# TASK STATEMENT:
Note how many lines in the entries contain the string "JSON", then give that number and nothing else.

---------------

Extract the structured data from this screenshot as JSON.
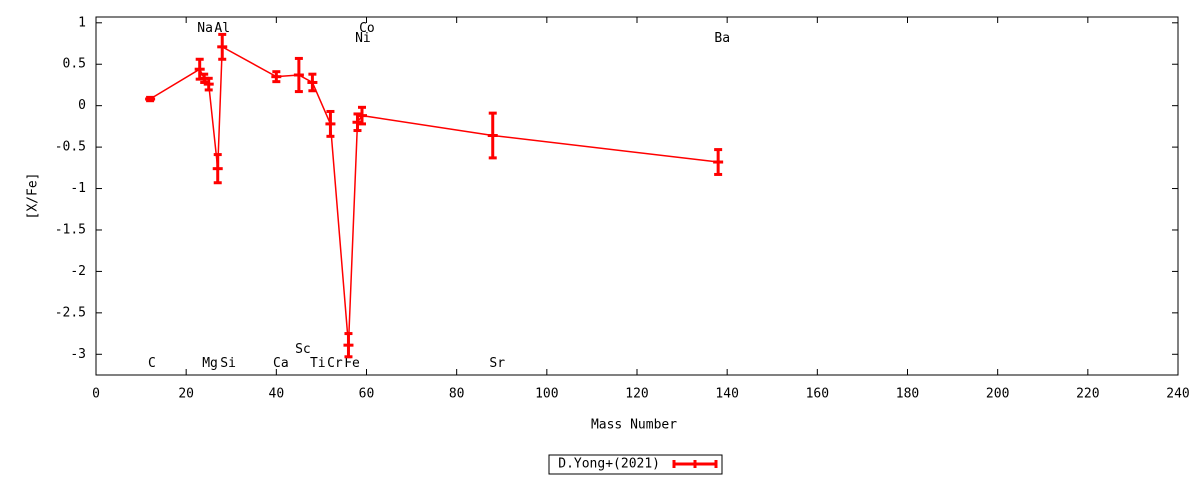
{
  "chart_data": {
    "type": "line",
    "xlabel": "Mass Number",
    "ylabel": "[X/Fe]",
    "xlim": [
      0,
      240
    ],
    "xticks": [
      0,
      20,
      40,
      60,
      80,
      100,
      120,
      140,
      160,
      180,
      200,
      220,
      240
    ],
    "ylim": [
      -3.25,
      1.07
    ],
    "yticks": [
      1,
      0.5,
      0,
      -0.5,
      -1,
      -1.5,
      -2,
      -2.5,
      -3
    ],
    "series": [
      {
        "name": "D.Yong+(2021)",
        "color": "#ff0000",
        "x": [
          12,
          23,
          24,
          25,
          27,
          28,
          40,
          45,
          48,
          52,
          56,
          58,
          59,
          88,
          138
        ],
        "values": [
          0.08,
          0.44,
          0.33,
          0.26,
          -0.76,
          0.71,
          0.35,
          0.37,
          0.28,
          -0.22,
          -2.89,
          -0.2,
          -0.12,
          -0.36,
          -0.68
        ],
        "errors": [
          0.02,
          0.12,
          0.05,
          0.07,
          0.17,
          0.15,
          0.06,
          0.2,
          0.1,
          0.15,
          0.14,
          0.1,
          0.1,
          0.27,
          0.15
        ]
      }
    ],
    "legend": "bottom-center",
    "annotations": [
      {
        "text": "C",
        "x": 12.4,
        "y": -3.11
      },
      {
        "text": "Na",
        "x": 24.2,
        "y": 0.93
      },
      {
        "text": "Al",
        "x": 28,
        "y": 0.93
      },
      {
        "text": "Mg",
        "x": 25.3,
        "y": -3.11
      },
      {
        "text": "Si",
        "x": 29.3,
        "y": -3.11
      },
      {
        "text": "Ca",
        "x": 41,
        "y": -3.11
      },
      {
        "text": "Sc",
        "x": 45.9,
        "y": -2.94
      },
      {
        "text": "Ti",
        "x": 49.2,
        "y": -3.11
      },
      {
        "text": "Cr",
        "x": 53,
        "y": -3.11
      },
      {
        "text": "Fe",
        "x": 56.8,
        "y": -3.11
      },
      {
        "text": "Co",
        "x": 60.1,
        "y": 0.93
      },
      {
        "text": "Ni",
        "x": 59.2,
        "y": 0.81
      },
      {
        "text": "Sr",
        "x": 89,
        "y": -3.11
      },
      {
        "text": "Ba",
        "x": 138.9,
        "y": 0.81
      }
    ]
  }
}
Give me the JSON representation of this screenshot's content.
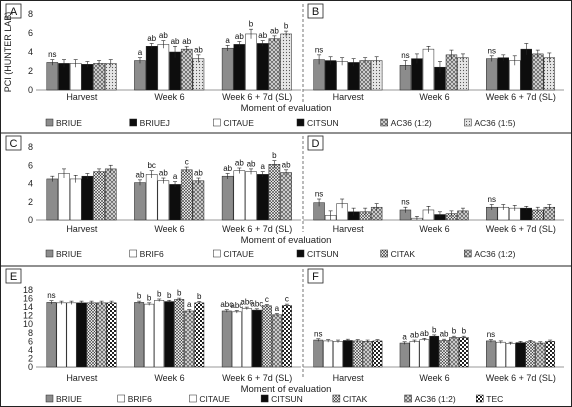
{
  "chart_data": [
    {
      "type": "bar",
      "panel_label": "A",
      "ylabel": "PCI (HUNTER LAB)",
      "ylim": [
        0,
        8
      ],
      "yticks": [
        0,
        2,
        4,
        6,
        8
      ],
      "categories": [
        "Harvest",
        "Week 6",
        "Week 6 + 7d (SL)"
      ],
      "series": [
        {
          "name": "BRIUE",
          "values": [
            2.9,
            3.1,
            4.4
          ],
          "errors": [
            0.3,
            0.3,
            0.3
          ],
          "labels": [
            "ns",
            "a",
            "a"
          ]
        },
        {
          "name": "BRIUEJ",
          "values": [
            2.8,
            4.6,
            4.8
          ],
          "errors": [
            0.4,
            0.3,
            0.3
          ],
          "labels": [
            "",
            "ab",
            "ab"
          ]
        },
        {
          "name": "CITAUE",
          "values": [
            2.8,
            4.8,
            5.9
          ],
          "errors": [
            0.4,
            0.4,
            0.5
          ],
          "labels": [
            "",
            "ab",
            "b"
          ]
        },
        {
          "name": "CITSUN",
          "values": [
            2.7,
            4.0,
            4.9
          ],
          "errors": [
            0.3,
            0.6,
            0.3
          ],
          "labels": [
            "",
            "ab",
            "ab"
          ]
        },
        {
          "name": "AC36 (1:2)",
          "values": [
            2.8,
            4.3,
            5.4
          ],
          "errors": [
            0.3,
            0.3,
            0.3
          ],
          "labels": [
            "",
            "ab",
            "ab"
          ]
        },
        {
          "name": "AC36 (1:5)",
          "values": [
            2.8,
            3.3,
            5.9
          ],
          "errors": [
            0.4,
            0.4,
            0.3
          ],
          "labels": [
            "",
            "ab",
            "b"
          ]
        }
      ]
    },
    {
      "type": "bar",
      "panel_label": "B",
      "ylim": [
        0,
        8
      ],
      "categories": [
        "Harvest",
        "Week 6",
        "Week 6 + 7d (SL)"
      ],
      "series": [
        {
          "name": "BRIUE",
          "values": [
            3.2,
            2.6,
            3.3
          ],
          "errors": [
            0.5,
            0.5,
            0.3
          ],
          "labels": [
            "ns",
            "ns",
            "ns"
          ]
        },
        {
          "name": "BRIUEJ",
          "values": [
            3.1,
            3.3,
            3.4
          ],
          "errors": [
            0.4,
            0.5,
            0.3
          ],
          "labels": [
            "",
            "",
            ""
          ]
        },
        {
          "name": "CITAUE",
          "values": [
            3.0,
            4.3,
            3.1
          ],
          "errors": [
            0.4,
            0.3,
            0.5
          ],
          "labels": [
            "",
            "",
            ""
          ]
        },
        {
          "name": "CITSUN",
          "values": [
            2.9,
            2.4,
            4.3
          ],
          "errors": [
            0.4,
            0.6,
            0.6
          ],
          "labels": [
            "",
            "",
            ""
          ]
        },
        {
          "name": "AC36 (1:2)",
          "values": [
            3.1,
            3.7,
            3.8
          ],
          "errors": [
            0.3,
            0.5,
            0.4
          ],
          "labels": [
            "",
            "",
            ""
          ]
        },
        {
          "name": "AC36 (1:5)",
          "values": [
            3.1,
            3.4,
            3.4
          ],
          "errors": [
            0.4,
            0.4,
            0.5
          ],
          "labels": [
            "",
            "",
            ""
          ]
        }
      ]
    },
    {
      "type": "bar",
      "panel_label": "C",
      "ylim": [
        0,
        8
      ],
      "yticks": [
        0,
        2,
        4,
        6,
        8
      ],
      "categories": [
        "Harvest",
        "Week 6",
        "Week 6 + 7d (SL)"
      ],
      "series": [
        {
          "name": "BRIUE",
          "values": [
            4.5,
            4.1,
            4.8
          ],
          "errors": [
            0.3,
            0.3,
            0.3
          ],
          "labels": [
            "",
            "ab",
            "ab"
          ]
        },
        {
          "name": "BRIF6",
          "values": [
            5.1,
            5.0,
            5.4
          ],
          "errors": [
            0.5,
            0.4,
            0.3
          ],
          "labels": [
            "",
            "bc",
            "ab"
          ]
        },
        {
          "name": "CITAUE",
          "values": [
            4.5,
            4.3,
            5.3
          ],
          "errors": [
            0.4,
            0.3,
            0.3
          ],
          "labels": [
            "",
            "ab",
            "ab"
          ]
        },
        {
          "name": "CITSUN",
          "values": [
            4.8,
            3.9,
            5.0
          ],
          "errors": [
            0.3,
            0.3,
            0.3
          ],
          "labels": [
            "",
            "a",
            "a"
          ]
        },
        {
          "name": "CITAK",
          "values": [
            5.3,
            5.5,
            6.1
          ],
          "errors": [
            0.3,
            0.3,
            0.4
          ],
          "labels": [
            "",
            "c",
            "b"
          ]
        },
        {
          "name": "AC36 (1:2)",
          "values": [
            5.6,
            4.3,
            5.2
          ],
          "errors": [
            0.4,
            0.3,
            0.3
          ],
          "labels": [
            "",
            "ab",
            "ab"
          ]
        }
      ]
    },
    {
      "type": "bar",
      "panel_label": "D",
      "ylim": [
        0,
        8
      ],
      "categories": [
        "Harvest",
        "Week 6",
        "Week 6 + 7d (SL)"
      ],
      "series": [
        {
          "name": "BRIUE",
          "values": [
            1.9,
            1.1,
            1.4
          ],
          "errors": [
            0.4,
            0.3,
            0.3
          ],
          "labels": [
            "ns",
            "ns",
            "ns"
          ]
        },
        {
          "name": "BRIF6",
          "values": [
            0.5,
            0.2,
            1.4
          ],
          "errors": [
            0.5,
            0.2,
            0.3
          ],
          "labels": [
            "",
            "",
            ""
          ]
        },
        {
          "name": "CITAUE",
          "values": [
            1.8,
            1.1,
            1.3
          ],
          "errors": [
            0.5,
            0.4,
            0.3
          ],
          "labels": [
            "",
            "",
            ""
          ]
        },
        {
          "name": "CITSUN",
          "values": [
            0.9,
            0.6,
            1.3
          ],
          "errors": [
            0.4,
            0.3,
            0.2
          ],
          "labels": [
            "",
            "",
            ""
          ]
        },
        {
          "name": "CITAK",
          "values": [
            0.9,
            0.7,
            1.1
          ],
          "errors": [
            0.4,
            0.3,
            0.3
          ],
          "labels": [
            "",
            "",
            ""
          ]
        },
        {
          "name": "AC36 (1:2)",
          "values": [
            1.4,
            1.0,
            1.4
          ],
          "errors": [
            0.4,
            0.3,
            0.3
          ],
          "labels": [
            "",
            "",
            ""
          ]
        }
      ]
    },
    {
      "type": "bar",
      "panel_label": "E",
      "ylim": [
        0,
        18
      ],
      "yticks": [
        0,
        2,
        4,
        6,
        8,
        10,
        12,
        14,
        16,
        18
      ],
      "categories": [
        "Harvest",
        "Week 6",
        "Week 6 + 7d (SL)"
      ],
      "series": [
        {
          "name": "BRIUE",
          "values": [
            15.1,
            15.1,
            13.1
          ],
          "errors": [
            0.4,
            0.3,
            0.3
          ],
          "labels": [
            "ns",
            "b",
            "abc"
          ]
        },
        {
          "name": "BRIF6",
          "values": [
            15.0,
            14.7,
            12.9
          ],
          "errors": [
            0.4,
            0.3,
            0.3
          ],
          "labels": [
            "",
            "b",
            "abc"
          ]
        },
        {
          "name": "CITAUE",
          "values": [
            15.0,
            15.6,
            13.7
          ],
          "errors": [
            0.4,
            0.3,
            0.3
          ],
          "labels": [
            "",
            "b",
            "abc"
          ]
        },
        {
          "name": "CITSUN",
          "values": [
            15.0,
            15.3,
            13.3
          ],
          "errors": [
            0.4,
            0.3,
            0.3
          ],
          "labels": [
            "",
            "b",
            "abc"
          ]
        },
        {
          "name": "CITAK",
          "values": [
            15.0,
            15.8,
            14.3
          ],
          "errors": [
            0.4,
            0.3,
            0.3
          ],
          "labels": [
            "",
            "b",
            "c"
          ]
        },
        {
          "name": "AC36 (1:2)",
          "values": [
            15.0,
            13.1,
            12.2
          ],
          "errors": [
            0.4,
            0.3,
            0.3
          ],
          "labels": [
            "",
            "a",
            "a"
          ]
        },
        {
          "name": "TEC",
          "values": [
            15.0,
            15.0,
            14.4
          ],
          "errors": [
            0.4,
            0.3,
            0.3
          ],
          "labels": [
            "",
            "b",
            "c"
          ]
        }
      ]
    },
    {
      "type": "bar",
      "panel_label": "F",
      "ylim": [
        0,
        18
      ],
      "categories": [
        "Harvest",
        "Week 6",
        "Week 6 + 7d (SL)"
      ],
      "series": [
        {
          "name": "BRIUE",
          "values": [
            6.3,
            5.6,
            6.1
          ],
          "errors": [
            0.3,
            0.3,
            0.3
          ],
          "labels": [
            "ns",
            "a",
            "ns"
          ]
        },
        {
          "name": "BRIF6",
          "values": [
            6.1,
            6.0,
            5.8
          ],
          "errors": [
            0.3,
            0.3,
            0.3
          ],
          "labels": [
            "",
            "ab",
            ""
          ]
        },
        {
          "name": "CITAUE",
          "values": [
            6.0,
            6.4,
            5.5
          ],
          "errors": [
            0.3,
            0.3,
            0.3
          ],
          "labels": [
            "",
            "ab",
            ""
          ]
        },
        {
          "name": "CITSUN",
          "values": [
            6.2,
            7.2,
            5.7
          ],
          "errors": [
            0.3,
            0.3,
            0.3
          ],
          "labels": [
            "",
            "b",
            ""
          ]
        },
        {
          "name": "CITAK",
          "values": [
            6.1,
            6.2,
            5.9
          ],
          "errors": [
            0.3,
            0.3,
            0.3
          ],
          "labels": [
            "",
            "ab",
            ""
          ]
        },
        {
          "name": "AC36 (1:2)",
          "values": [
            6.0,
            6.9,
            5.6
          ],
          "errors": [
            0.3,
            0.3,
            0.3
          ],
          "labels": [
            "",
            "b",
            ""
          ]
        },
        {
          "name": "TEC",
          "values": [
            6.1,
            6.9,
            6.0
          ],
          "errors": [
            0.3,
            0.3,
            0.3
          ],
          "labels": [
            "",
            "b",
            ""
          ]
        }
      ]
    }
  ],
  "rows": [
    {
      "xlabel": "Moment of evaluation",
      "legend": [
        "BRIUE",
        "BRIUEJ",
        "CITAUE",
        "CITSUN",
        "AC36 (1:2)",
        "AC36 (1:5)"
      ]
    },
    {
      "xlabel": "Moment of evaluation",
      "legend": [
        "BRIUE",
        "BRIF6",
        "CITAUE",
        "CITSUN",
        "CITAK",
        "AC36 (1:2)"
      ]
    },
    {
      "xlabel": "Moment of evaluation",
      "legend": [
        "BRIUE",
        "BRIF6",
        "CITAUE",
        "CITSUN",
        "CITAK",
        "AC36 (1:2)",
        "TEC"
      ]
    }
  ],
  "patterns": {
    "BRIUE": "gray",
    "BRIUEJ": "black",
    "CITAUE": "white",
    "CITSUN": "black",
    "BRIF6": "white",
    "CITAK": "crosshatch",
    "AC36 (1:2)": "diamond",
    "AC36 (1:5)": "dots",
    "TEC": "checker"
  },
  "colors": {
    "gray_bar": "#8c8c8c",
    "black_bar": "#0d0d0d",
    "border": "#222222"
  }
}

---------------

# FULL RESPONSE:
2